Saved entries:
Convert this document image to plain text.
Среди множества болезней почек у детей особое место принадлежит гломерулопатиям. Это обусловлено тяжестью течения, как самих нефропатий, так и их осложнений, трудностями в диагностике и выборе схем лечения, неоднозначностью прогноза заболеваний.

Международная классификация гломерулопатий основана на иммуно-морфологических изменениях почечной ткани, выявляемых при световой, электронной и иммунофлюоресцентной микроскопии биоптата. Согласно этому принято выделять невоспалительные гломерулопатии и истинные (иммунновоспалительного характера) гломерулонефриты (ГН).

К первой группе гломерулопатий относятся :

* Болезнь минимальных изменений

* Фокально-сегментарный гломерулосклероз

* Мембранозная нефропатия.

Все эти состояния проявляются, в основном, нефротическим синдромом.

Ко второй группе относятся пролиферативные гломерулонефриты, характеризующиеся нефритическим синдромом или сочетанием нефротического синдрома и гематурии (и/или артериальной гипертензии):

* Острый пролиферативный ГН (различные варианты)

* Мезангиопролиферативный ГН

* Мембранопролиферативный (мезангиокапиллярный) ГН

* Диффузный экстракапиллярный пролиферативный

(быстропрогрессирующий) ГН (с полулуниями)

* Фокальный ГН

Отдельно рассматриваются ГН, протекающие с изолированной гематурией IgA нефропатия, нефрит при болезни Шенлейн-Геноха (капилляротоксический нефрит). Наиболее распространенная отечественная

PROBLEM DETAILS: Copy out the material above in its entirety. Every detail must match.

WORKED SOLUTION:
Convert this document image to plain text.
Среди множества болезней почек у детей особое место принадлежит гломерулопатиям. Это обусловлено тяжестью течения, как самих нефропатий, так и их осложнений, трудностями в диагностике и выборе схем лечения, неоднозначностью прогноза заболеваний.

Международная классификация гломерулопатий основана на иммуно-морфологических изменениях почечной ткани, выявляемых при световой, электронной и иммунофлюоресцентной микроскопии биоптата. Согласно этому принято выделять невоспалительные гломерулопатии и истинные (иммунновоспалительного характера) гломерулонефриты (ГН).

К первой группе гломерулопатий относятся :

* Болезнь минимальных изменений

* Фокально-сегментарный гломерулосклероз

* Мембранозная нефропатия.

Все эти состояния проявляются, в основном, нефротическим синдромом.

Ко второй группе относятся пролиферативные гломерулонефриты, характеризующиеся нефритическим синдромом или сочетанием нефротического синдрома и гематурии (и/или артериальной гипертензии):

* Острый пролиферативный ГН (различные варианты)

* Мезангиопролиферативный ГН

* Мембранопролиферативный (мезангиокапиллярный) ГН

* Диффузный экстракапиллярный пролиферативный

(быстропрогрессирующий) ГН (с полулуниями)

* Фокальный ГН

Отдельно рассматриваются ГН, протекающие с изолированной гематурией IgA нефропатия, нефрит при болезни Шенлейн-Геноха (капилляротоксический нефрит). Наиболее распространенная отечественная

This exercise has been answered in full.